— start —

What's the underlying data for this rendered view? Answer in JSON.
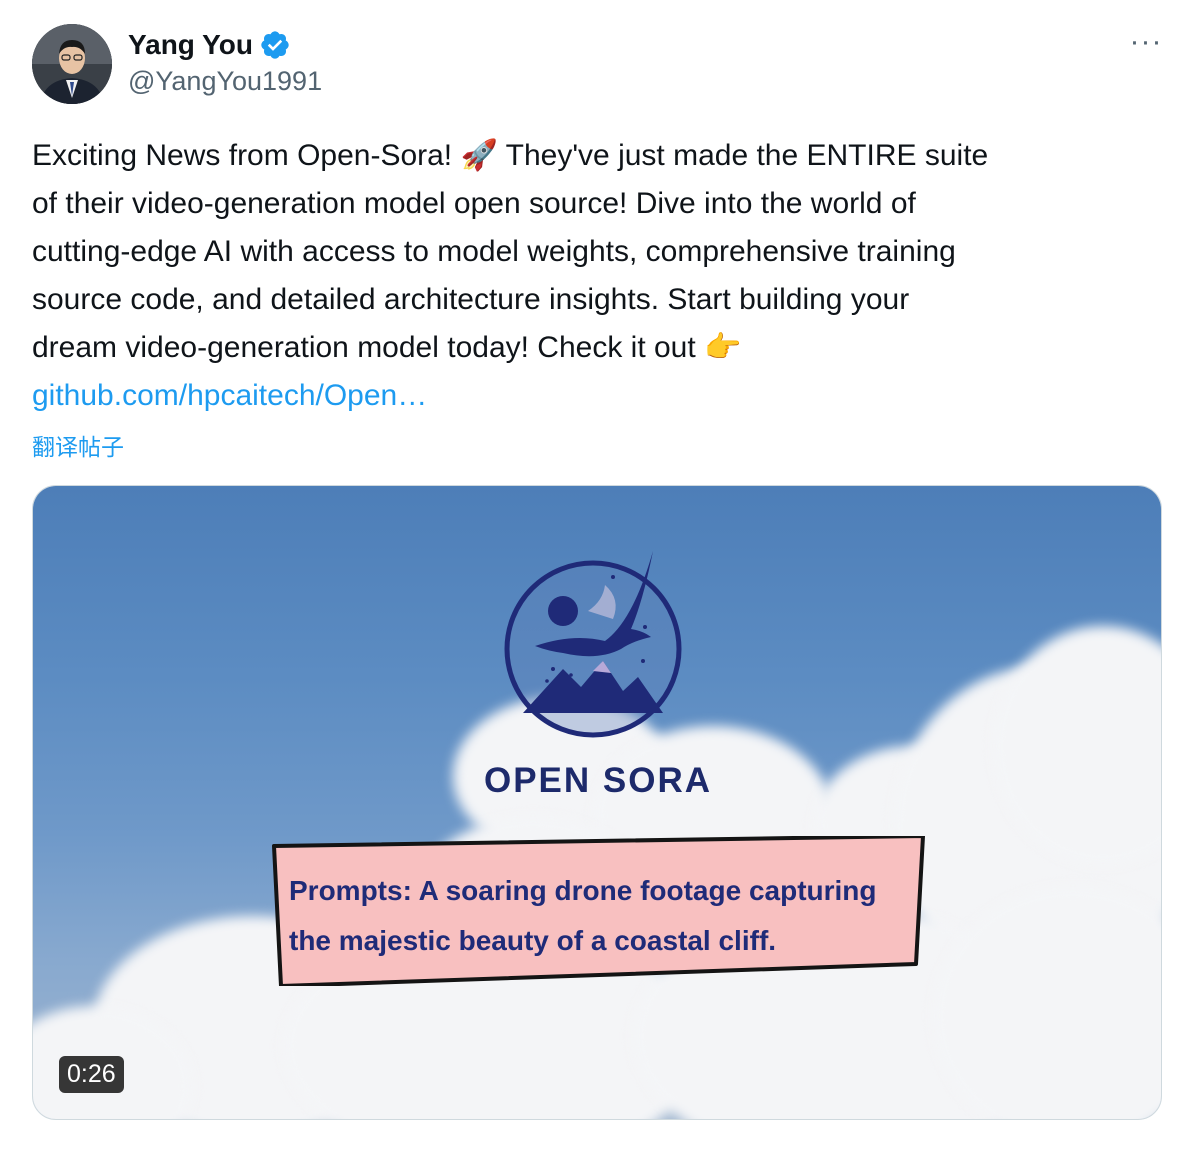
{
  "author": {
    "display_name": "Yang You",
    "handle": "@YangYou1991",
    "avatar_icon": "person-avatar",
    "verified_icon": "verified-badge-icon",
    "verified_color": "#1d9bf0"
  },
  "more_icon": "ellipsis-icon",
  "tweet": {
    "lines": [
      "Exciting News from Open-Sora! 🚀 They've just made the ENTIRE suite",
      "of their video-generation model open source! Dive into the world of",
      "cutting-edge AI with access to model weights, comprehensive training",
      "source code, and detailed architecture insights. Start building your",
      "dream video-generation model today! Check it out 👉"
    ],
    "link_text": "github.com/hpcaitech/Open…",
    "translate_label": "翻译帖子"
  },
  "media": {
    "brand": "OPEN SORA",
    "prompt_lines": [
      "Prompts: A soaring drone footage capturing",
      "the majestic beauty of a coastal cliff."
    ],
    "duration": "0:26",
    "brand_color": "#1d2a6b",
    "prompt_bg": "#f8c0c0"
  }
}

— end —
— start —

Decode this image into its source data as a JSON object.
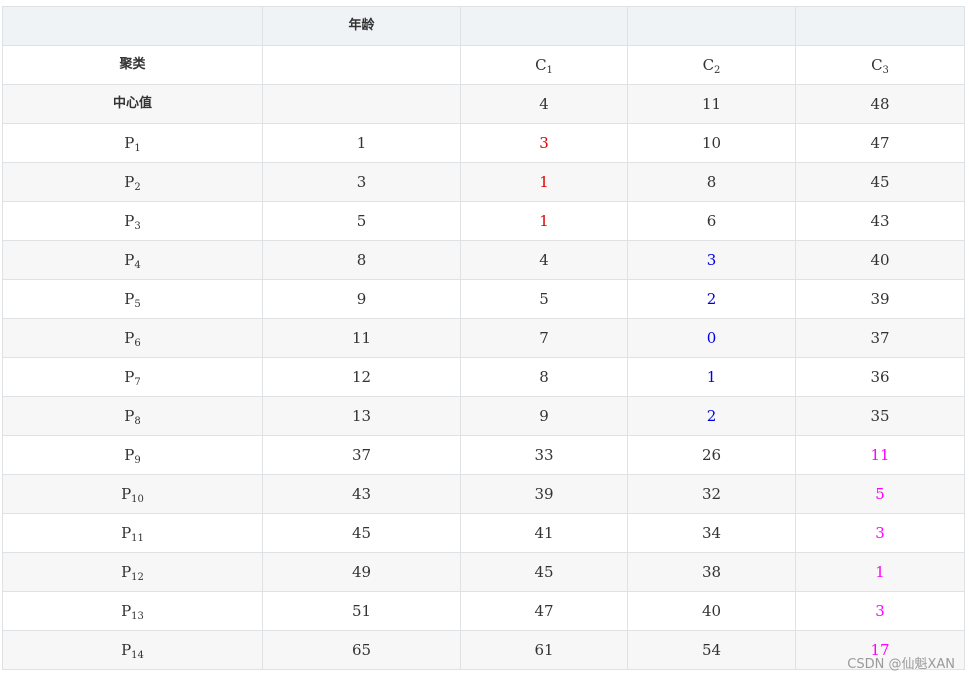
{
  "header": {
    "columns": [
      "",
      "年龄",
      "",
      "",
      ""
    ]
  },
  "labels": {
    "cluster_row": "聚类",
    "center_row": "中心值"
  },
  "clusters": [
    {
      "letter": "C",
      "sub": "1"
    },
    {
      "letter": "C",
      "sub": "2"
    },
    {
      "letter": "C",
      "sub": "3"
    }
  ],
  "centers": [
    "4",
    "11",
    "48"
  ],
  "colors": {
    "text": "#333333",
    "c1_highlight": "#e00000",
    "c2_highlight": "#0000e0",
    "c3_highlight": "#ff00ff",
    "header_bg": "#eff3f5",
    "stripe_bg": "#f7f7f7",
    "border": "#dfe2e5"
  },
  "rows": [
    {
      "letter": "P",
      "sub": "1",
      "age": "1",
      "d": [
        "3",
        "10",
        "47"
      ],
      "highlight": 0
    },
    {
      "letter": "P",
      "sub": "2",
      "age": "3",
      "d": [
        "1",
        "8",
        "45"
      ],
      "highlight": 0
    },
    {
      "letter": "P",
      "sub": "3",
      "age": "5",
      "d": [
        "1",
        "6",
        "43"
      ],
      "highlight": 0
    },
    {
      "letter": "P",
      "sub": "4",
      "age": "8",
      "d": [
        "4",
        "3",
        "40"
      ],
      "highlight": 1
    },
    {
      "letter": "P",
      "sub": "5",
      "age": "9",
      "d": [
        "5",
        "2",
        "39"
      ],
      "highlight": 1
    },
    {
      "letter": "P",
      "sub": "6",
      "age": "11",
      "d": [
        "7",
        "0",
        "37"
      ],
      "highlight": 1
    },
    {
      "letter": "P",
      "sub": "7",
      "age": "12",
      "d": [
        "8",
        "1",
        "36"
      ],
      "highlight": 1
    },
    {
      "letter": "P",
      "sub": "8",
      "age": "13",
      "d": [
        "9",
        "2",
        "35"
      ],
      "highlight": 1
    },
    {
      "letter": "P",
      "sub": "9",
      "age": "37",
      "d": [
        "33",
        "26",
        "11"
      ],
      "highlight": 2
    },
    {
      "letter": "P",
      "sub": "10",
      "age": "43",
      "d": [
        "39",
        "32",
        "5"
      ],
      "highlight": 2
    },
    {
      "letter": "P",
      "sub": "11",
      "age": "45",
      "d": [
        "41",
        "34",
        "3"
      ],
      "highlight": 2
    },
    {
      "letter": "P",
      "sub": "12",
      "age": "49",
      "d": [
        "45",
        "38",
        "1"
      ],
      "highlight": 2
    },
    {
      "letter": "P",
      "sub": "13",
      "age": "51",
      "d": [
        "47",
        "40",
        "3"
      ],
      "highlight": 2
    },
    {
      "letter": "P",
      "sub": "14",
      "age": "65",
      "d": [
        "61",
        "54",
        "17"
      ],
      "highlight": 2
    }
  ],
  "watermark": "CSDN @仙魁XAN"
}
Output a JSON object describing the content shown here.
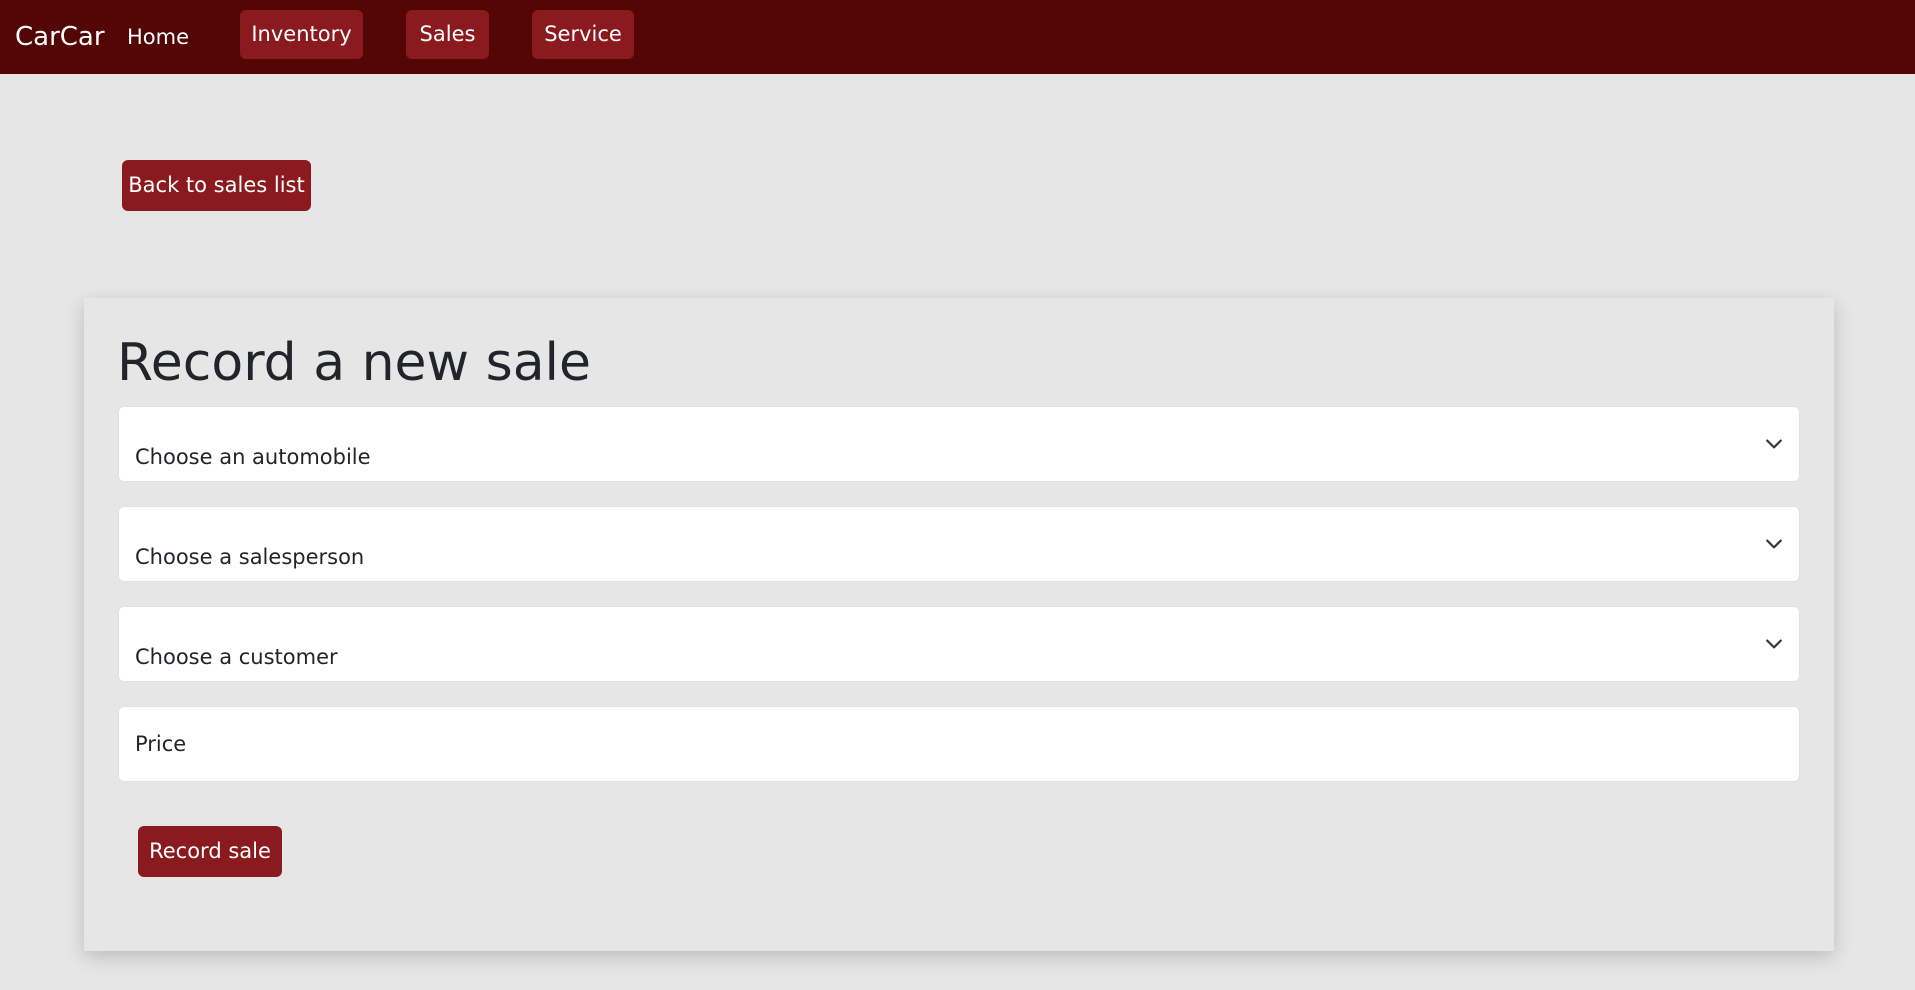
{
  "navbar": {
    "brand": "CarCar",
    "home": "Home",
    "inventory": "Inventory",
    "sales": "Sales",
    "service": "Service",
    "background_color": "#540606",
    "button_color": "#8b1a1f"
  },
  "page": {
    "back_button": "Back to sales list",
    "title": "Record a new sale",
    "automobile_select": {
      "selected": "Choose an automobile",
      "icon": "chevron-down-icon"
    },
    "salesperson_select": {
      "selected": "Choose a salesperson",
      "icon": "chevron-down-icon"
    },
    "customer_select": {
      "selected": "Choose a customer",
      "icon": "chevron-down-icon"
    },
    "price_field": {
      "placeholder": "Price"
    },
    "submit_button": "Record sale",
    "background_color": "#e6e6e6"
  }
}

— end —
— start —

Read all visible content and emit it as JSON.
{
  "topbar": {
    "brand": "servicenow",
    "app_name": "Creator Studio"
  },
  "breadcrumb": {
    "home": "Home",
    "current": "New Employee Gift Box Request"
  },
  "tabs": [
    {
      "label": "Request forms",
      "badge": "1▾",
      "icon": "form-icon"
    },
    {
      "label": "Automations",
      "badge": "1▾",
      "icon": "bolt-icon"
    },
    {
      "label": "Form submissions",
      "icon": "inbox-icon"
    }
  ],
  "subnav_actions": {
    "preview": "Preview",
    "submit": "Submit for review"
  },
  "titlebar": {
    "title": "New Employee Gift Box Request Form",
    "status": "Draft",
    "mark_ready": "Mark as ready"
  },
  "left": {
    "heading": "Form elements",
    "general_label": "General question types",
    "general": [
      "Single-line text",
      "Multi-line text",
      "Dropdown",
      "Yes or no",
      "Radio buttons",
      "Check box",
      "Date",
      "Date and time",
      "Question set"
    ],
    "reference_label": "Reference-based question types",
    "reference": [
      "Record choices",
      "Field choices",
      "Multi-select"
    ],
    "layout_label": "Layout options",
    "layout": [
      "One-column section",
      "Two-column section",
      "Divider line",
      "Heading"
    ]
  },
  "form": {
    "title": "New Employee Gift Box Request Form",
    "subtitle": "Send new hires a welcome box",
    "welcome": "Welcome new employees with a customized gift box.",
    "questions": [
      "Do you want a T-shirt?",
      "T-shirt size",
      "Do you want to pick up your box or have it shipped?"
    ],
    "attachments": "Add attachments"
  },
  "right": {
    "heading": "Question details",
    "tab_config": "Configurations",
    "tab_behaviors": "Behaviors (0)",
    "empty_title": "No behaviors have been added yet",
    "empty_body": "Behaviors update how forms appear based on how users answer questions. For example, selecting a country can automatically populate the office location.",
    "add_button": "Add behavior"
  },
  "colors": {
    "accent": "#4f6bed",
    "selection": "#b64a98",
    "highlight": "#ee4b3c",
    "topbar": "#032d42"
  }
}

— end —

Exercise goal: Among the entries above, how many lines hold the word "JSON"? Reply with only that number.

Exercise result: 4